━━━━━ Data excerpts

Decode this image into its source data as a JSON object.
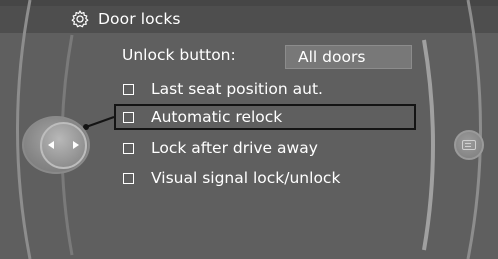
{
  "header": {
    "title": "Door locks",
    "icon": "settings-gear-icon"
  },
  "settings": {
    "unlock_button": {
      "label": "Unlock button:",
      "value": "All doors"
    },
    "options": [
      {
        "label": "Last seat position aut.",
        "checked": false,
        "selected": false
      },
      {
        "label": "Automatic relock",
        "checked": false,
        "selected": true
      },
      {
        "label": "Lock after drive away",
        "checked": false,
        "selected": false
      },
      {
        "label": "Visual signal lock/unlock",
        "checked": false,
        "selected": false
      }
    ]
  },
  "controls": {
    "controller_icon": "controller-left-right-icon",
    "side_icon": "options-menu-icon"
  },
  "colors": {
    "screen_background": "#5f5f5f",
    "header_background": "#4e4e4e",
    "value_field": "#787878",
    "text": "#ffffff",
    "selection_frame": "#141414"
  }
}
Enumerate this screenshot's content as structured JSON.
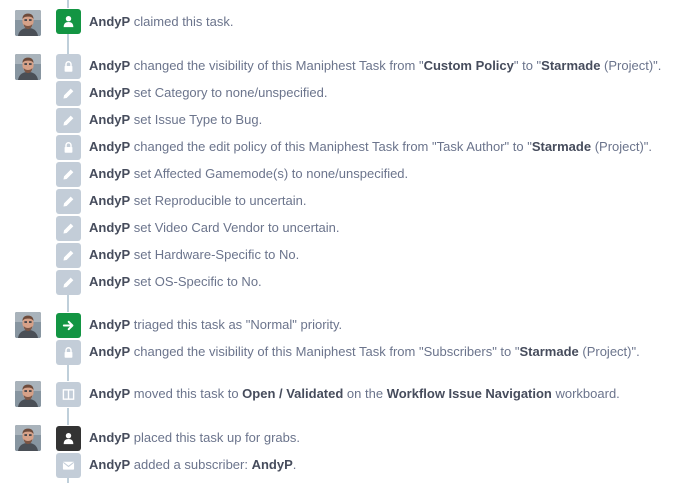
{
  "user": "AndyP",
  "groups": [
    {
      "events": [
        {
          "icon": "user-icon",
          "parts": [
            {
              "t": " claimed this task."
            }
          ]
        }
      ]
    },
    {
      "events": [
        {
          "icon": "lock-icon",
          "parts": [
            {
              "t": " changed the visibility of this Maniphest Task from \""
            },
            {
              "b": "Custom Policy"
            },
            {
              "t": "\" to \""
            },
            {
              "b": "Starmade"
            },
            {
              "t": " (Project)\"."
            }
          ]
        },
        {
          "icon": "pencil-icon",
          "parts": [
            {
              "t": " set Category to none/unspecified."
            }
          ]
        },
        {
          "icon": "pencil-icon",
          "parts": [
            {
              "t": " set Issue Type to Bug."
            }
          ]
        },
        {
          "icon": "lock-icon",
          "parts": [
            {
              "t": " changed the edit policy of this Maniphest Task from \"Task Author\" to \""
            },
            {
              "b": "Starmade"
            },
            {
              "t": " (Project)\"."
            }
          ]
        },
        {
          "icon": "pencil-icon",
          "parts": [
            {
              "t": " set Affected Gamemode(s) to none/unspecified."
            }
          ]
        },
        {
          "icon": "pencil-icon",
          "parts": [
            {
              "t": " set Reproducible to uncertain."
            }
          ]
        },
        {
          "icon": "pencil-icon",
          "parts": [
            {
              "t": " set Video Card Vendor to uncertain."
            }
          ]
        },
        {
          "icon": "pencil-icon",
          "parts": [
            {
              "t": " set Hardware-Specific to No."
            }
          ]
        },
        {
          "icon": "pencil-icon",
          "parts": [
            {
              "t": " set OS-Specific to No."
            }
          ]
        }
      ]
    },
    {
      "events": [
        {
          "icon": "arrow-right-icon",
          "parts": [
            {
              "t": " triaged this task as \"Normal\" priority."
            }
          ]
        },
        {
          "icon": "lock-icon",
          "parts": [
            {
              "t": " changed the visibility of this Maniphest Task from \"Subscribers\" to \""
            },
            {
              "b": "Starmade"
            },
            {
              "t": " (Project)\"."
            }
          ]
        }
      ]
    },
    {
      "events": [
        {
          "icon": "columns-icon",
          "parts": [
            {
              "t": " moved this task to "
            },
            {
              "b": "Open / Validated"
            },
            {
              "t": " on the "
            },
            {
              "b": "Workflow Issue Navigation"
            },
            {
              "t": " workboard."
            }
          ]
        }
      ]
    },
    {
      "events": [
        {
          "icon": "user-icon",
          "parts": [
            {
              "t": " placed this task up for grabs."
            }
          ]
        },
        {
          "icon": "envelope-icon",
          "parts": [
            {
              "t": " added a subscriber: "
            },
            {
              "b": "AndyP"
            },
            {
              "t": "."
            }
          ]
        }
      ]
    }
  ],
  "colors": {
    "accent_green": "#139543",
    "dark_icon": "#333333",
    "muted_icon": "#c3cdd8",
    "rail": "#bfcfda"
  }
}
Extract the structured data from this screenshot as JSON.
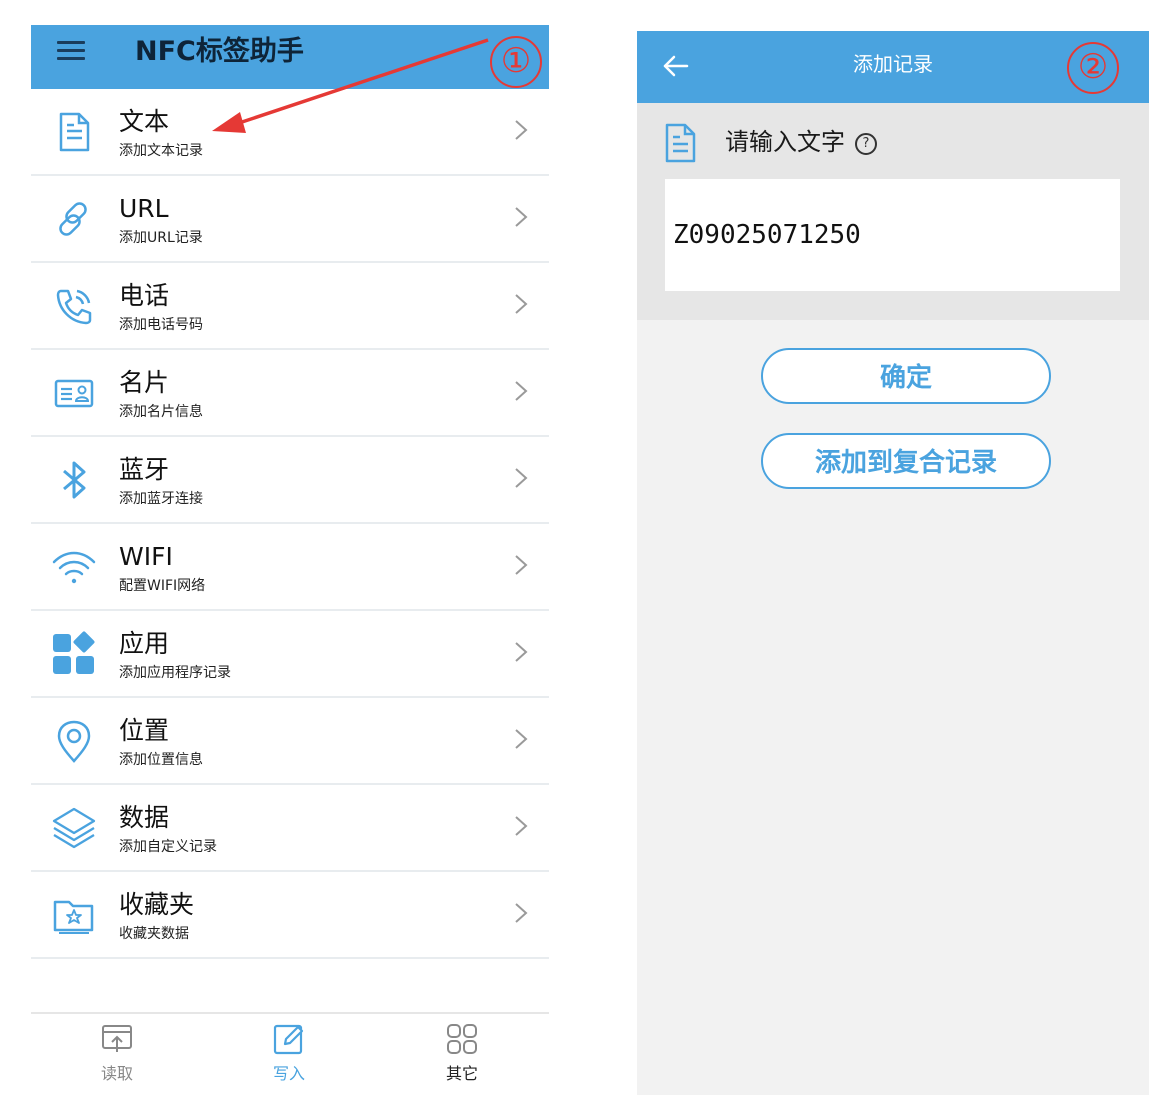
{
  "left": {
    "app_title": "NFC标签助手",
    "items": [
      {
        "title": "文本",
        "subtitle": "添加文本记录",
        "icon": "document-icon"
      },
      {
        "title": "URL",
        "subtitle": "添加URL记录",
        "icon": "link-icon"
      },
      {
        "title": "电话",
        "subtitle": "添加电话号码",
        "icon": "phone-icon"
      },
      {
        "title": "名片",
        "subtitle": "添加名片信息",
        "icon": "contact-card-icon"
      },
      {
        "title": "蓝牙",
        "subtitle": "添加蓝牙连接",
        "icon": "bluetooth-icon"
      },
      {
        "title": "WIFI",
        "subtitle": "配置WIFI网络",
        "icon": "wifi-icon"
      },
      {
        "title": "应用",
        "subtitle": "添加应用程序记录",
        "icon": "apps-icon"
      },
      {
        "title": "位置",
        "subtitle": "添加位置信息",
        "icon": "location-pin-icon"
      },
      {
        "title": "数据",
        "subtitle": "添加自定义记录",
        "icon": "layers-icon"
      },
      {
        "title": "收藏夹",
        "subtitle": "收藏夹数据",
        "icon": "favorites-folder-icon"
      }
    ],
    "tabs": [
      {
        "label": "读取",
        "icon": "read-icon"
      },
      {
        "label": "写入",
        "icon": "write-icon"
      },
      {
        "label": "其它",
        "icon": "grid-icon"
      }
    ],
    "annotation": "①"
  },
  "right": {
    "page_title": "添加记录",
    "prompt": "请输入文字",
    "help_symbol": "?",
    "input_value": "Z09025071250",
    "confirm_label": "确定",
    "add_composite_label": "添加到复合记录",
    "annotation": "②"
  },
  "colors": {
    "primary": "#4aa3df",
    "annotation_red": "#e53935"
  }
}
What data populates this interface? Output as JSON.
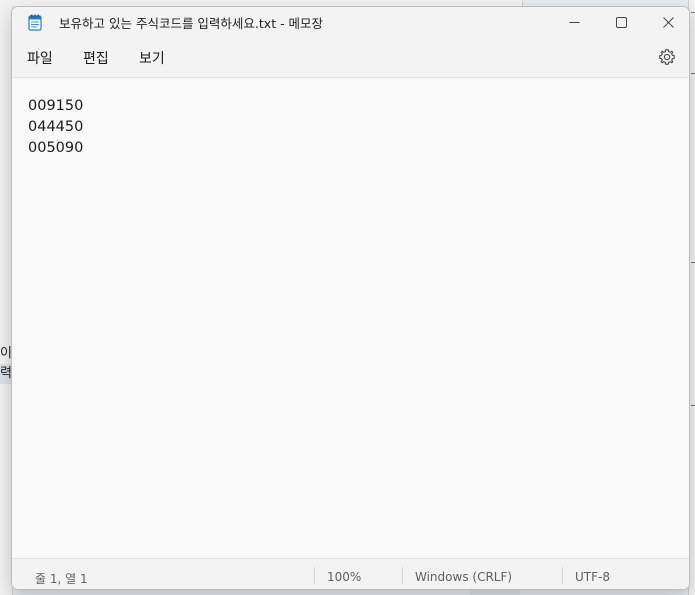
{
  "window": {
    "title": "보유하고 있는 주식코드를 입력하세요.txt - 메모장"
  },
  "menu": {
    "file": "파일",
    "edit": "편집",
    "view": "보기"
  },
  "editor": {
    "lines": [
      "009150",
      "044450",
      "005090"
    ]
  },
  "status": {
    "position": "줄 1, 열 1",
    "zoom": "100%",
    "line_ending": "Windows (CRLF)",
    "encoding": "UTF-8"
  },
  "background": {
    "left_fragment_1": "이",
    "left_fragment_2": "력하"
  },
  "icons": {
    "app": "notepad-icon",
    "minimize": "minimize-icon",
    "maximize": "maximize-icon",
    "close": "close-icon",
    "settings": "gear-icon"
  },
  "colors": {
    "window_bg": "#f9f9f9",
    "chrome_bg": "#f3f3f3",
    "icon_blue": "#1e7fd1"
  }
}
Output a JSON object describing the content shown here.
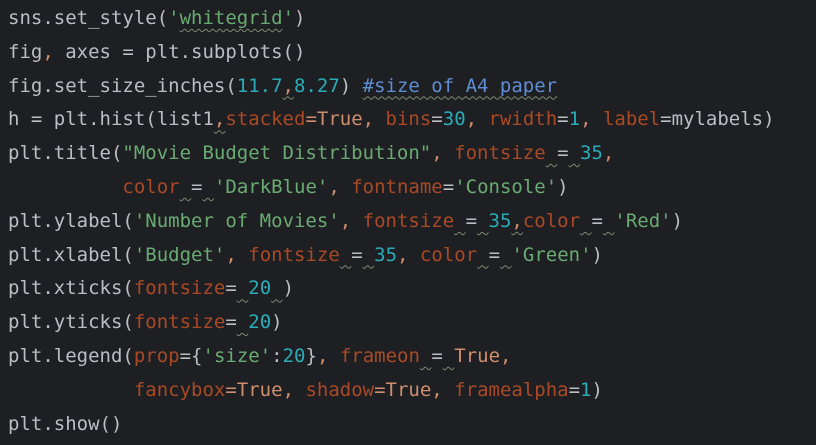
{
  "editor": {
    "lines": [
      {
        "tokens": [
          {
            "t": "sns.set_style(",
            "c": "plain"
          },
          {
            "t": "'",
            "c": "str"
          },
          {
            "t": "whitegrid",
            "c": "str",
            "u": "typo"
          },
          {
            "t": "'",
            "c": "str"
          },
          {
            "t": ")",
            "c": "plain"
          }
        ]
      },
      {
        "tokens": [
          {
            "t": "fig",
            "c": "plain"
          },
          {
            "t": ",",
            "c": "comma"
          },
          {
            "t": " axes = plt.subplots()",
            "c": "plain"
          }
        ]
      },
      {
        "tokens": [
          {
            "t": "fig.set_size_inches(",
            "c": "plain"
          },
          {
            "t": "11.7",
            "c": "num"
          },
          {
            "t": ",",
            "c": "comma",
            "u": "typo"
          },
          {
            "t": "8.27",
            "c": "num"
          },
          {
            "t": ") ",
            "c": "plain"
          },
          {
            "t": "#size of A4 paper",
            "c": "doc",
            "u": "typo"
          }
        ]
      },
      {
        "tokens": [
          {
            "t": "h = plt.hist(list1",
            "c": "plain"
          },
          {
            "t": ",",
            "c": "comma",
            "u": "typo"
          },
          {
            "t": "stacked",
            "c": "param"
          },
          {
            "t": "=True",
            "c": "kw"
          },
          {
            "t": ", ",
            "c": "comma"
          },
          {
            "t": "bins",
            "c": "param"
          },
          {
            "t": "=",
            "c": "plain"
          },
          {
            "t": "30",
            "c": "num"
          },
          {
            "t": ", ",
            "c": "comma"
          },
          {
            "t": "rwidth",
            "c": "param"
          },
          {
            "t": "=",
            "c": "plain"
          },
          {
            "t": "1",
            "c": "num"
          },
          {
            "t": ", ",
            "c": "comma"
          },
          {
            "t": "label",
            "c": "param"
          },
          {
            "t": "=mylabels)",
            "c": "plain"
          }
        ]
      },
      {
        "tokens": [
          {
            "t": "plt.title(",
            "c": "plain"
          },
          {
            "t": "\"Movie Budget Distribution\"",
            "c": "str"
          },
          {
            "t": ", ",
            "c": "comma"
          },
          {
            "t": "fontsize",
            "c": "param"
          },
          {
            "t": " ",
            "c": "plain",
            "u": "typo"
          },
          {
            "t": "=",
            "c": "plain"
          },
          {
            "t": " ",
            "c": "plain",
            "u": "typo"
          },
          {
            "t": "35",
            "c": "num"
          },
          {
            "t": ",",
            "c": "comma"
          }
        ]
      },
      {
        "tokens": [
          {
            "t": "          ",
            "c": "plain"
          },
          {
            "t": "color",
            "c": "param"
          },
          {
            "t": " ",
            "c": "plain",
            "u": "typo"
          },
          {
            "t": "=",
            "c": "plain"
          },
          {
            "t": " ",
            "c": "plain",
            "u": "typo"
          },
          {
            "t": "'DarkBlue'",
            "c": "str"
          },
          {
            "t": ", ",
            "c": "comma"
          },
          {
            "t": "fontname",
            "c": "param"
          },
          {
            "t": "=",
            "c": "plain"
          },
          {
            "t": "'Console'",
            "c": "str"
          },
          {
            "t": ")",
            "c": "plain"
          }
        ]
      },
      {
        "tokens": [
          {
            "t": "plt.ylabel(",
            "c": "plain"
          },
          {
            "t": "'Number of Movies'",
            "c": "str"
          },
          {
            "t": ", ",
            "c": "comma"
          },
          {
            "t": "fontsize",
            "c": "param"
          },
          {
            "t": " ",
            "c": "plain",
            "u": "typo"
          },
          {
            "t": "=",
            "c": "plain"
          },
          {
            "t": " ",
            "c": "plain",
            "u": "typo"
          },
          {
            "t": "35",
            "c": "num"
          },
          {
            "t": ",",
            "c": "comma",
            "u": "typo"
          },
          {
            "t": "color",
            "c": "param"
          },
          {
            "t": " ",
            "c": "plain",
            "u": "typo"
          },
          {
            "t": "=",
            "c": "plain"
          },
          {
            "t": " ",
            "c": "plain",
            "u": "typo"
          },
          {
            "t": "'Red'",
            "c": "str"
          },
          {
            "t": ")",
            "c": "plain"
          }
        ]
      },
      {
        "tokens": [
          {
            "t": "plt.xlabel(",
            "c": "plain"
          },
          {
            "t": "'Budget'",
            "c": "str"
          },
          {
            "t": ", ",
            "c": "comma"
          },
          {
            "t": "fontsize",
            "c": "param"
          },
          {
            "t": " ",
            "c": "plain",
            "u": "typo"
          },
          {
            "t": "=",
            "c": "plain"
          },
          {
            "t": " ",
            "c": "plain",
            "u": "typo"
          },
          {
            "t": "35",
            "c": "num"
          },
          {
            "t": ", ",
            "c": "comma"
          },
          {
            "t": "color",
            "c": "param"
          },
          {
            "t": " ",
            "c": "plain",
            "u": "typo"
          },
          {
            "t": "=",
            "c": "plain"
          },
          {
            "t": " ",
            "c": "plain",
            "u": "typo"
          },
          {
            "t": "'Green'",
            "c": "str"
          },
          {
            "t": ")",
            "c": "plain"
          }
        ]
      },
      {
        "tokens": [
          {
            "t": "plt.xticks(",
            "c": "plain"
          },
          {
            "t": "fontsize",
            "c": "param"
          },
          {
            "t": "=",
            "c": "plain"
          },
          {
            "t": " ",
            "c": "plain",
            "u": "typo"
          },
          {
            "t": "20",
            "c": "num"
          },
          {
            "t": " ",
            "c": "plain",
            "u": "typo"
          },
          {
            "t": ")",
            "c": "plain"
          }
        ]
      },
      {
        "tokens": [
          {
            "t": "plt.yticks(",
            "c": "plain"
          },
          {
            "t": "fontsize",
            "c": "param"
          },
          {
            "t": "=",
            "c": "plain"
          },
          {
            "t": " ",
            "c": "plain",
            "u": "typo"
          },
          {
            "t": "20",
            "c": "num"
          },
          {
            "t": ")",
            "c": "plain"
          }
        ]
      },
      {
        "tokens": [
          {
            "t": "plt.legend(",
            "c": "plain"
          },
          {
            "t": "prop",
            "c": "param"
          },
          {
            "t": "={",
            "c": "plain"
          },
          {
            "t": "'size'",
            "c": "str"
          },
          {
            "t": ":",
            "c": "plain"
          },
          {
            "t": "20",
            "c": "num"
          },
          {
            "t": "}",
            "c": "plain"
          },
          {
            "t": ", ",
            "c": "comma"
          },
          {
            "t": "frameon",
            "c": "param"
          },
          {
            "t": " ",
            "c": "plain",
            "u": "typo"
          },
          {
            "t": "=",
            "c": "plain"
          },
          {
            "t": " ",
            "c": "plain",
            "u": "typo"
          },
          {
            "t": "True",
            "c": "kw"
          },
          {
            "t": ",",
            "c": "comma"
          }
        ]
      },
      {
        "tokens": [
          {
            "t": "           ",
            "c": "plain"
          },
          {
            "t": "fancybox",
            "c": "param"
          },
          {
            "t": "=True",
            "c": "kw"
          },
          {
            "t": ", ",
            "c": "comma"
          },
          {
            "t": "shadow",
            "c": "param"
          },
          {
            "t": "=True",
            "c": "kw"
          },
          {
            "t": ", ",
            "c": "comma"
          },
          {
            "t": "framealpha",
            "c": "param"
          },
          {
            "t": "=",
            "c": "plain"
          },
          {
            "t": "1",
            "c": "num"
          },
          {
            "t": ")",
            "c": "plain"
          }
        ]
      },
      {
        "tokens": [
          {
            "t": "plt.show()",
            "c": "plain"
          }
        ]
      }
    ]
  },
  "colors": {
    "background": "#1e1f22",
    "plain": "#bcbec4",
    "param": "#aa4926",
    "keyword": "#cf8e6d",
    "string": "#6aab73",
    "number": "#2aacb8",
    "comment": "#5f8dd3",
    "typo_underline": "#7c8b72"
  }
}
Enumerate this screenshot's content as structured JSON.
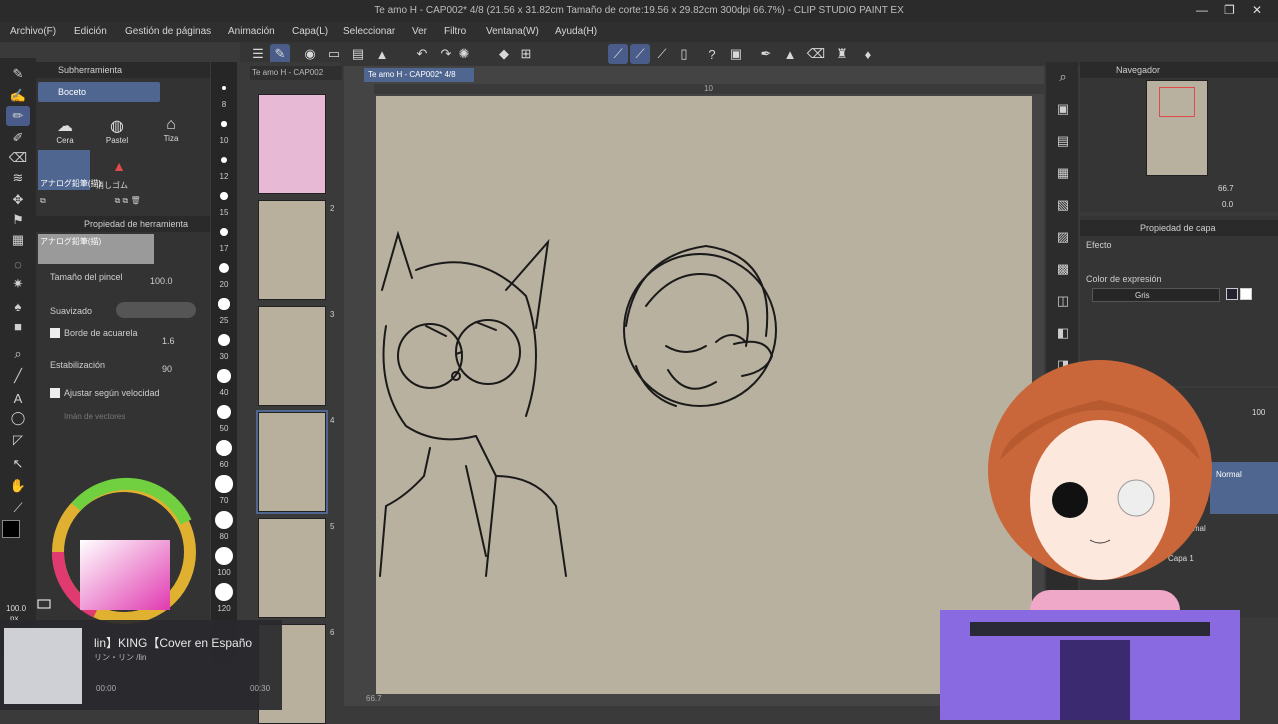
{
  "window": {
    "title": "Te amo H - CAP002* 4/8 (21.56 x 31.82cm Tamaño de corte:19.56 x 29.82cm 300dpi 66.7%) - CLIP STUDIO PAINT EX",
    "min": "—",
    "max": "❐",
    "close": "✕"
  },
  "menu": [
    "Archivo(F)",
    "Edición",
    "Gestión de páginas",
    "Animación",
    "Capa(L)",
    "Seleccionar",
    "Ver",
    "Filtro",
    "Ventana(W)",
    "Ayuda(H)"
  ],
  "subtool": {
    "header": "Subherramienta",
    "group": "Boceto",
    "brushes": [
      "Cera",
      "Pastel",
      "Tiza"
    ],
    "selected_brush": "アナログ鉛筆(描)",
    "selected_brush2": "消しゴム"
  },
  "props": {
    "header": "Propiedad de herramienta",
    "brush_name": "アナログ鉛筆(描)",
    "size_label": "Tamaño del pincel",
    "size_value": "100.0",
    "smooth_label": "Suavizado",
    "border_label": "Borde de acuarela",
    "border_value": "1.6",
    "stab_label": "Estabilización",
    "stab_value": "90",
    "speed_label": "Ajustar según velocidad",
    "vector_label": "Imán de vectores"
  },
  "color": {
    "main": "#000000",
    "sub": "#ffffff",
    "accent": "#e03ab0",
    "opacity": "100.0",
    "unit": "px"
  },
  "sizes": [
    "8",
    "10",
    "12",
    "15",
    "17",
    "20",
    "25",
    "30",
    "40",
    "50",
    "60",
    "70",
    "80",
    "100",
    "120"
  ],
  "pages": {
    "tab": "Te amo H - CAP002",
    "numbers": [
      "2",
      "3",
      "4",
      "5",
      "6"
    ]
  },
  "canvas": {
    "tab": "Te amo H - CAP002* 4/8",
    "ruler_mark": "10",
    "zoom": "66.7",
    "bg": "#b9b19f"
  },
  "navigator": {
    "header": "Navegador",
    "zoom": "66.7",
    "angle": "0.0"
  },
  "properties": {
    "header": "Propiedad de capa",
    "effect_label": "Efecto",
    "color_label": "Color de expresión",
    "color_value": "Gris"
  },
  "layers": {
    "opacity": "100",
    "items": [
      "Normal",
      "Normal",
      "Capa 1"
    ]
  },
  "music": {
    "title": "lin】KING【Cover en Españo",
    "subtitle": "リン・リン /lin",
    "time_current": "00:00",
    "time_total": "00:30"
  }
}
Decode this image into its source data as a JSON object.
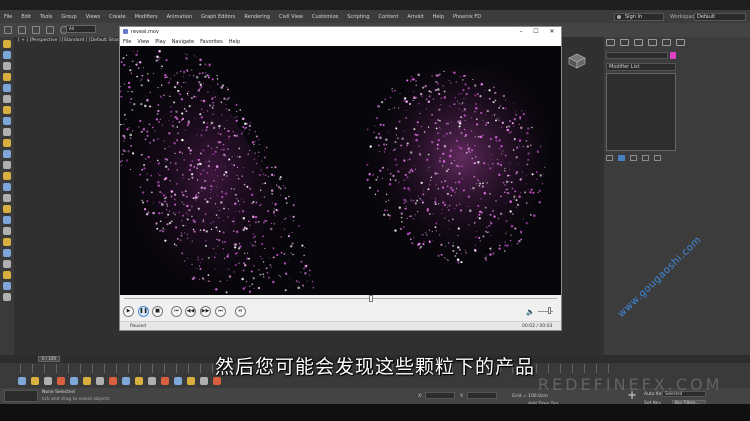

━━━━━━━━━━

▶ [Required work] Each line that has the word "position" should be copied.

▶ [Result of this exercise]
        "label": "Last seat position aut.",
    "position": "줄 1, 열 1",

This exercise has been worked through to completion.